- _Task instructions_: Tally up the lines where the string "TradingView" appears; reply with the number only.
========================
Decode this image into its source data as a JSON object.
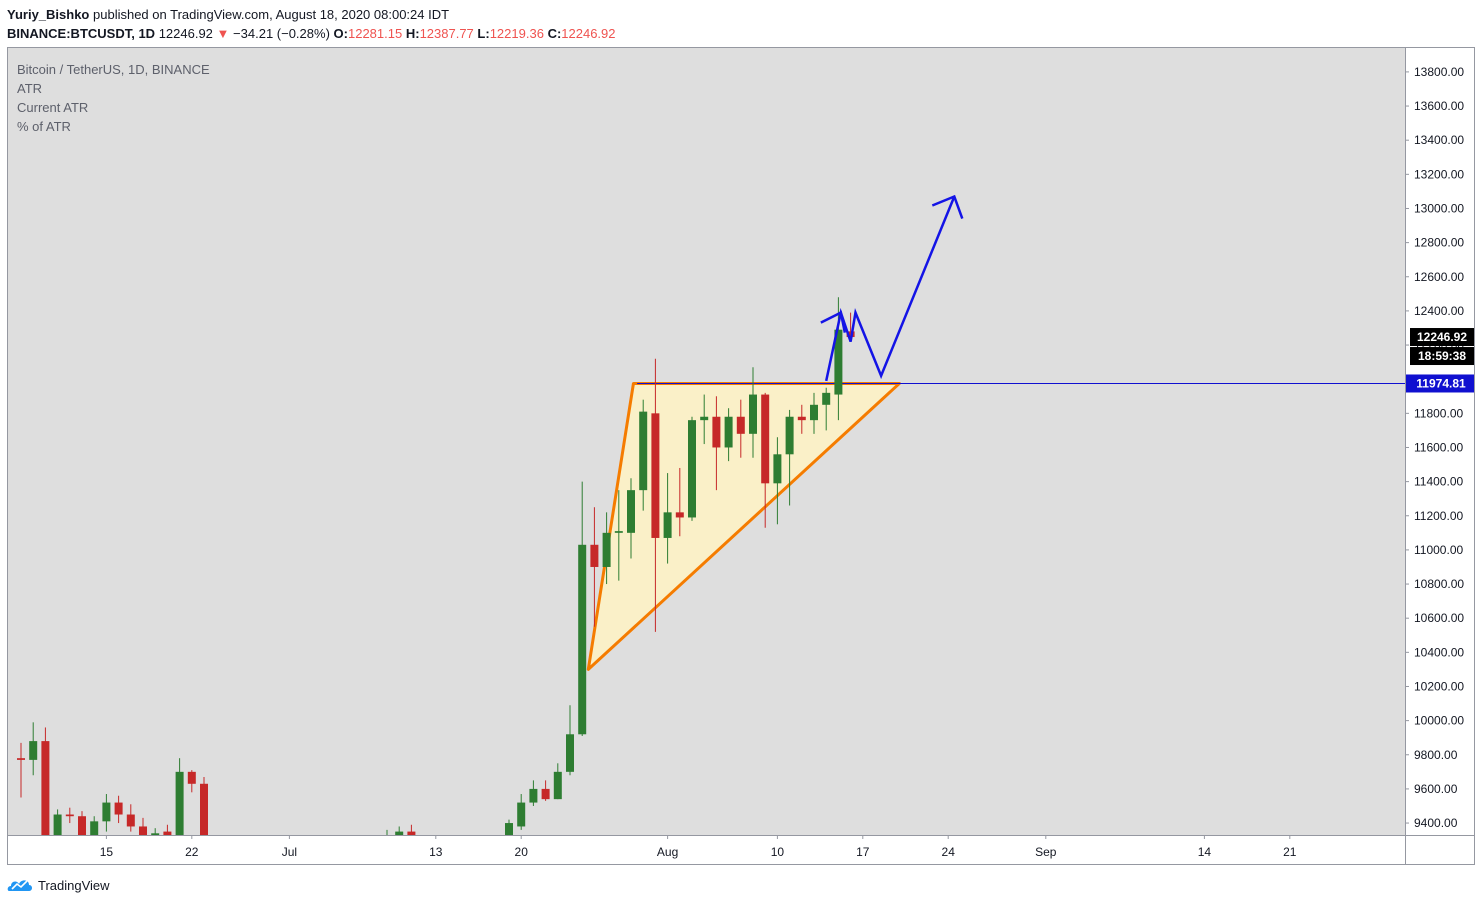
{
  "header": {
    "author": "Yuriy_Bishko",
    "published_text": "published on TradingView.com, August 18, 2020 08:00:24 IDT",
    "symbol": "BINANCE:BTCUSDT, 1D",
    "last": "12246.92",
    "change": "−3 4.21",
    "change_fmt": "−34.21 (−0.28%)",
    "o_label": "O:",
    "o_value": "12281.15",
    "h_label": "H:",
    "h_value": "12387.77",
    "l_label": "L:",
    "l_value": "12219.36",
    "c_label": "C:",
    "c_value": "12246.92"
  },
  "legend": {
    "line1": "Bitcoin / TetherUS, 1D, BINANCE",
    "line2": "ATR",
    "line3": "Current ATR",
    "line4": "% of ATR"
  },
  "footer": {
    "brand": "TradingView"
  },
  "colors": {
    "up": "#2e7d32",
    "down": "#c62828",
    "background": "#dedede",
    "triangle_stroke": "#f57c00",
    "triangle_fill": "#fff3c4",
    "arrow": "#1414e6",
    "price_line": "#1010d0"
  },
  "chart_data": {
    "type": "candlestick",
    "ylim": [
      9330,
      13940
    ],
    "y_ticks": [
      9400,
      9600,
      9800,
      10000,
      10200,
      10400,
      10600,
      10800,
      11000,
      11200,
      11400,
      11600,
      11800,
      12000,
      12200,
      12400,
      12600,
      12800,
      13000,
      13200,
      13400,
      13600,
      13800
    ],
    "x_ticks": [
      {
        "label": "15",
        "day": 15
      },
      {
        "label": "22",
        "day": 22
      },
      {
        "label": "Jul",
        "day": 30
      },
      {
        "label": "13",
        "day": 42
      },
      {
        "label": "20",
        "day": 49
      },
      {
        "label": "Aug",
        "day": 61
      },
      {
        "label": "10",
        "day": 70
      },
      {
        "label": "17",
        "day": 77
      },
      {
        "label": "24",
        "day": 84
      },
      {
        "label": "Sep",
        "day": 92
      },
      {
        "label": "14",
        "day": 105
      },
      {
        "label": "21",
        "day": 112
      }
    ],
    "candles": [
      {
        "day": 8,
        "o": 9780,
        "h": 9870,
        "l": 9550,
        "c": 9770
      },
      {
        "day": 9,
        "o": 9770,
        "h": 9990,
        "l": 9680,
        "c": 9880
      },
      {
        "day": 10,
        "o": 9880,
        "h": 9960,
        "l": 9300,
        "c": 9320
      },
      {
        "day": 11,
        "o": 9320,
        "h": 9480,
        "l": 9300,
        "c": 9450
      },
      {
        "day": 12,
        "o": 9450,
        "h": 9490,
        "l": 9400,
        "c": 9440
      },
      {
        "day": 13,
        "o": 9440,
        "h": 9470,
        "l": 9300,
        "c": 9320
      },
      {
        "day": 14,
        "o": 9320,
        "h": 9440,
        "l": 9300,
        "c": 9410
      },
      {
        "day": 15,
        "o": 9410,
        "h": 9570,
        "l": 9350,
        "c": 9520
      },
      {
        "day": 16,
        "o": 9520,
        "h": 9560,
        "l": 9400,
        "c": 9450
      },
      {
        "day": 17,
        "o": 9450,
        "h": 9510,
        "l": 9350,
        "c": 9380
      },
      {
        "day": 18,
        "o": 9380,
        "h": 9430,
        "l": 9310,
        "c": 9330
      },
      {
        "day": 19,
        "o": 9320,
        "h": 9370,
        "l": 9300,
        "c": 9340
      },
      {
        "day": 20,
        "o": 9350,
        "h": 9390,
        "l": 9280,
        "c": 9310
      },
      {
        "day": 21,
        "o": 9310,
        "h": 9780,
        "l": 9290,
        "c": 9700
      },
      {
        "day": 22,
        "o": 9700,
        "h": 9710,
        "l": 9580,
        "c": 9630
      },
      {
        "day": 23,
        "o": 9630,
        "h": 9670,
        "l": 9310,
        "c": 9320
      },
      {
        "day": 38,
        "o": 9310,
        "h": 9360,
        "l": 9290,
        "c": 9330
      },
      {
        "day": 39,
        "o": 9330,
        "h": 9380,
        "l": 9300,
        "c": 9350
      },
      {
        "day": 40,
        "o": 9350,
        "h": 9390,
        "l": 9310,
        "c": 9320
      },
      {
        "day": 48,
        "o": 9330,
        "h": 9420,
        "l": 9310,
        "c": 9400
      },
      {
        "day": 49,
        "o": 9380,
        "h": 9570,
        "l": 9360,
        "c": 9520
      },
      {
        "day": 50,
        "o": 9520,
        "h": 9650,
        "l": 9500,
        "c": 9600
      },
      {
        "day": 51,
        "o": 9600,
        "h": 9650,
        "l": 9530,
        "c": 9540
      },
      {
        "day": 52,
        "o": 9540,
        "h": 9750,
        "l": 9540,
        "c": 9700
      },
      {
        "day": 53,
        "o": 9700,
        "h": 10090,
        "l": 9680,
        "c": 9920
      },
      {
        "day": 54,
        "o": 9920,
        "h": 11400,
        "l": 9910,
        "c": 11030
      },
      {
        "day": 55,
        "o": 11030,
        "h": 11250,
        "l": 10550,
        "c": 10900
      },
      {
        "day": 56,
        "o": 10900,
        "h": 11220,
        "l": 10800,
        "c": 11100
      },
      {
        "day": 57,
        "o": 11100,
        "h": 11350,
        "l": 10820,
        "c": 11110
      },
      {
        "day": 58,
        "o": 11100,
        "h": 11420,
        "l": 10950,
        "c": 11350
      },
      {
        "day": 59,
        "o": 11350,
        "h": 11880,
        "l": 11230,
        "c": 11810
      },
      {
        "day": 60,
        "o": 11800,
        "h": 12120,
        "l": 10520,
        "c": 11070
      },
      {
        "day": 61,
        "o": 11070,
        "h": 11450,
        "l": 10920,
        "c": 11220
      },
      {
        "day": 62,
        "o": 11220,
        "h": 11480,
        "l": 11080,
        "c": 11190
      },
      {
        "day": 63,
        "o": 11190,
        "h": 11780,
        "l": 11170,
        "c": 11760
      },
      {
        "day": 64,
        "o": 11760,
        "h": 11910,
        "l": 11620,
        "c": 11780
      },
      {
        "day": 65,
        "o": 11780,
        "h": 11900,
        "l": 11350,
        "c": 11600
      },
      {
        "day": 66,
        "o": 11600,
        "h": 11830,
        "l": 11520,
        "c": 11780
      },
      {
        "day": 67,
        "o": 11780,
        "h": 11880,
        "l": 11540,
        "c": 11680
      },
      {
        "day": 68,
        "o": 11680,
        "h": 12070,
        "l": 11540,
        "c": 11910
      },
      {
        "day": 69,
        "o": 11910,
        "h": 11920,
        "l": 11130,
        "c": 11390
      },
      {
        "day": 70,
        "o": 11390,
        "h": 11660,
        "l": 11150,
        "c": 11560
      },
      {
        "day": 71,
        "o": 11560,
        "h": 11820,
        "l": 11260,
        "c": 11780
      },
      {
        "day": 72,
        "o": 11780,
        "h": 11850,
        "l": 11680,
        "c": 11760
      },
      {
        "day": 73,
        "o": 11760,
        "h": 11920,
        "l": 11680,
        "c": 11850
      },
      {
        "day": 74,
        "o": 11850,
        "h": 11950,
        "l": 11700,
        "c": 11920
      },
      {
        "day": 75,
        "o": 11910,
        "h": 12480,
        "l": 11760,
        "c": 12290
      },
      {
        "day": 76,
        "o": 12280,
        "h": 12390,
        "l": 12220,
        "c": 12247
      }
    ],
    "pattern_triangle": [
      {
        "day": 54.5,
        "y": 10300
      },
      {
        "day": 58.2,
        "y": 11975
      },
      {
        "day": 80,
        "y": 11975
      }
    ],
    "projection_path": [
      {
        "day": 74,
        "y": 11990
      },
      {
        "day": 75.2,
        "y": 12390
      },
      {
        "day": 76.0,
        "y": 12220
      },
      {
        "day": 76.4,
        "y": 12390
      },
      {
        "day": 78.5,
        "y": 12020
      },
      {
        "day": 84.5,
        "y": 13070
      }
    ],
    "horizontal_line": 11974.81,
    "price_labels": {
      "last_price": "12246.92",
      "countdown": "18:59:38",
      "line_price": "11974.81"
    }
  }
}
========================
- _Reply_: 2